### Exercise goal
Your copy of the material below should match it exactly, except that it holds no pictures.

───── Given entries ─────

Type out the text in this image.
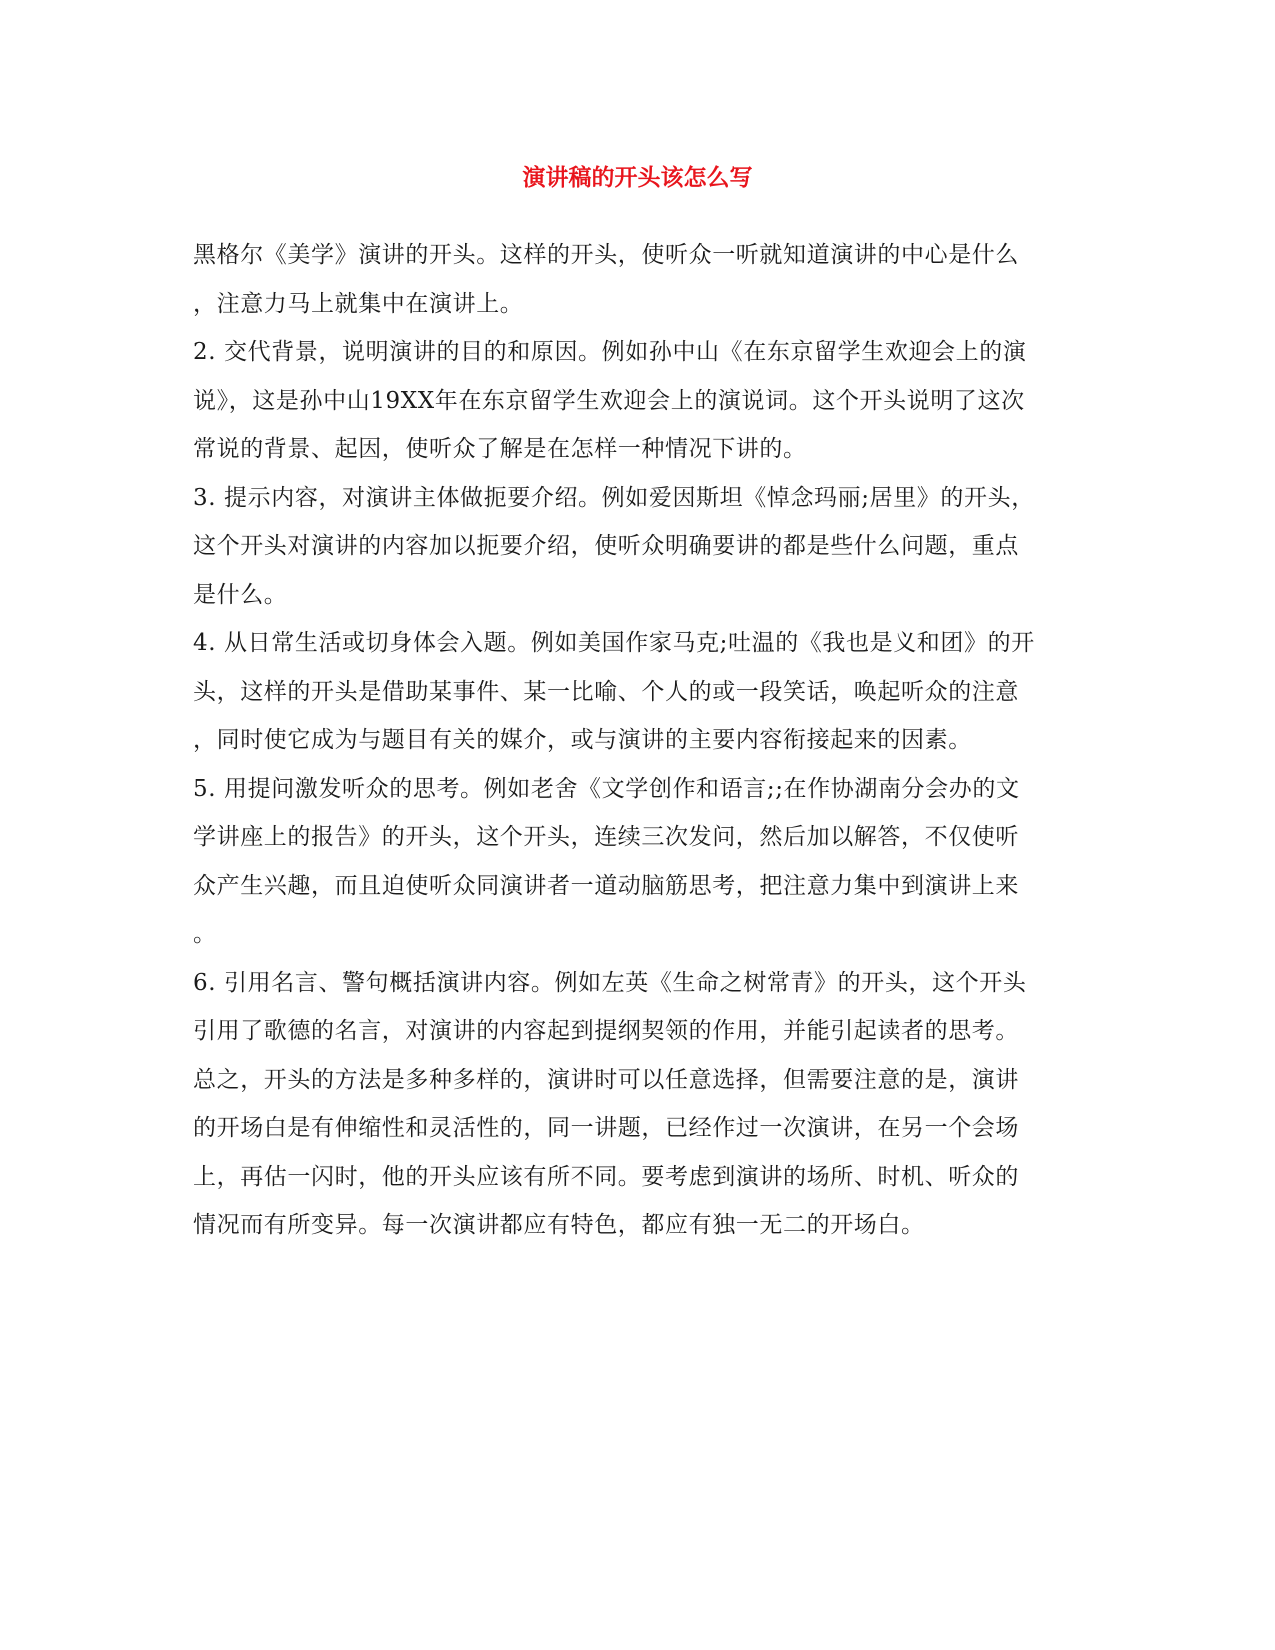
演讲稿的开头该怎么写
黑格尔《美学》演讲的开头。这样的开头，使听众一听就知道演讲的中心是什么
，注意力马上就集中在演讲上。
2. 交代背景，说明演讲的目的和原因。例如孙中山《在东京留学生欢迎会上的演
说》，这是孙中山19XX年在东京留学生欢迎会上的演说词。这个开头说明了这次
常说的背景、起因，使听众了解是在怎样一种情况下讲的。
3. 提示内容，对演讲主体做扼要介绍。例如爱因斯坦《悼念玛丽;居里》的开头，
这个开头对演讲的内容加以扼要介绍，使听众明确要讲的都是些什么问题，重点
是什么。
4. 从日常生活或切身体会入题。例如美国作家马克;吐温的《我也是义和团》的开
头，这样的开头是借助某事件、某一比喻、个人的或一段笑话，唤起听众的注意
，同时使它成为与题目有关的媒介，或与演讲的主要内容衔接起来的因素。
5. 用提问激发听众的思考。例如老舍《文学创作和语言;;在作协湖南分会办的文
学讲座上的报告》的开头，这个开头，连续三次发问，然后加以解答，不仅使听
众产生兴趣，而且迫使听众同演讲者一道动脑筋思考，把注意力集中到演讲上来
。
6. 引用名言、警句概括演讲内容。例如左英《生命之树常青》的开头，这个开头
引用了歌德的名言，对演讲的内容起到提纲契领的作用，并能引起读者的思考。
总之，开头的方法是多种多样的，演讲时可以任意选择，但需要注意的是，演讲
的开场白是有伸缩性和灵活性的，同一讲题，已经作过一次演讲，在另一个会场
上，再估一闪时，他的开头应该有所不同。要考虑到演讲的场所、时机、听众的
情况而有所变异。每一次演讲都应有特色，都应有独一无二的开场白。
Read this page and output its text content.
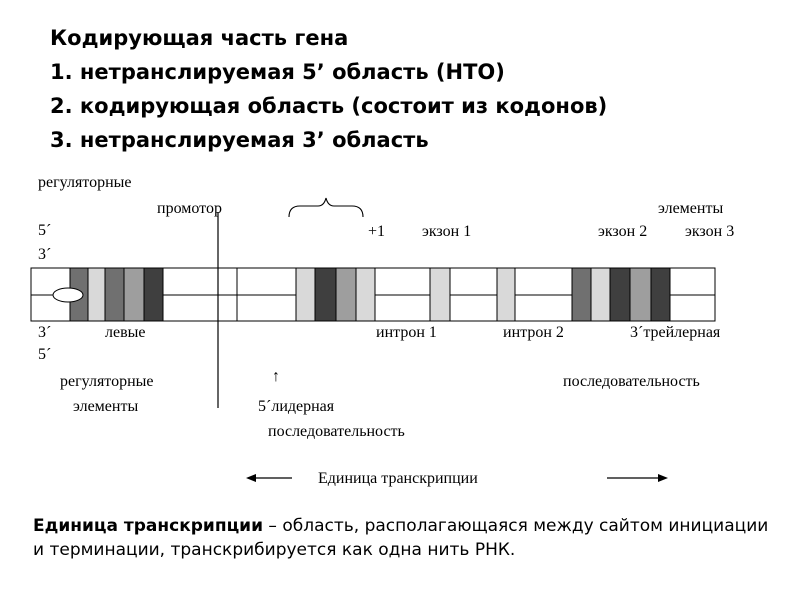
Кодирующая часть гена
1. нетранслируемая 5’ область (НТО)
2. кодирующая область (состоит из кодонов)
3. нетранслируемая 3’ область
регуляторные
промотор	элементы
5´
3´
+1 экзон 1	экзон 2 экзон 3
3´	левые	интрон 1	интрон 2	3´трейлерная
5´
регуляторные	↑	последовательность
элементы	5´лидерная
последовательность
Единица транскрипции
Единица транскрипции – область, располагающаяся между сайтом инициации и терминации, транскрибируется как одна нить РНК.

─────

### Worked solution
Type out the text in this image.
演讲稿的开头该怎么写
黑格尔《美学》演讲的开头。这样的开头，使听众一听就知道演讲的中心是什么
，注意力马上就集中在演讲上。
2. 交代背景，说明演讲的目的和原因。例如孙中山《在东京留学生欢迎会上的演
说》，这是孙中山19XX年在东京留学生欢迎会上的演说词。这个开头说明了这次
常说的背景、起因，使听众了解是在怎样一种情况下讲的。
3. 提示内容，对演讲主体做扼要介绍。例如爱因斯坦《悼念玛丽;居里》的开头，
这个开头对演讲的内容加以扼要介绍，使听众明确要讲的都是些什么问题，重点
是什么。
4. 从日常生活或切身体会入题。例如美国作家马克;吐温的《我也是义和团》的开
头，这样的开头是借助某事件、某一比喻、个人的或一段笑话，唤起听众的注意
，同时使它成为与题目有关的媒介，或与演讲的主要内容衔接起来的因素。
5. 用提问激发听众的思考。例如老舍《文学创作和语言;;在作协湖南分会办的文
学讲座上的报告》的开头，这个开头，连续三次发问，然后加以解答，不仅使听
众产生兴趣，而且迫使听众同演讲者一道动脑筋思考，把注意力集中到演讲上来
。
6. 引用名言、警句概括演讲内容。例如左英《生命之树常青》的开头，这个开头
引用了歌德的名言，对演讲的内容起到提纲契领的作用，并能引起读者的思考。
总之，开头的方法是多种多样的，演讲时可以任意选择，但需要注意的是，演讲
的开场白是有伸缩性和灵活性的，同一讲题，已经作过一次演讲，在另一个会场
上，再估一闪时，他的开头应该有所不同。要考虑到演讲的场所、时机、听众的
情况而有所变异。每一次演讲都应有特色，都应有独一无二的开场白。
Read this page and output its text content.
Кодирующая часть гена
1. нетранслируемая 5’ область (НТО)
2. кодирующая область (состоит из кодонов)
3. нетранслируемая 3’ область
регуляторные
промотор	элементы
5´
3´
+1 экзон 1	экзон 2 экзон 3
3´	левые	интрон 1	интрон 2	3´трейлерная
5´
регуляторные	↑	последовательность
элементы	5´лидерная
последовательность
Единица транскрипции
Единица транскрипции – область, располагающаяся между сайтом инициации и терминации, транскрибируется как одна нить РНК.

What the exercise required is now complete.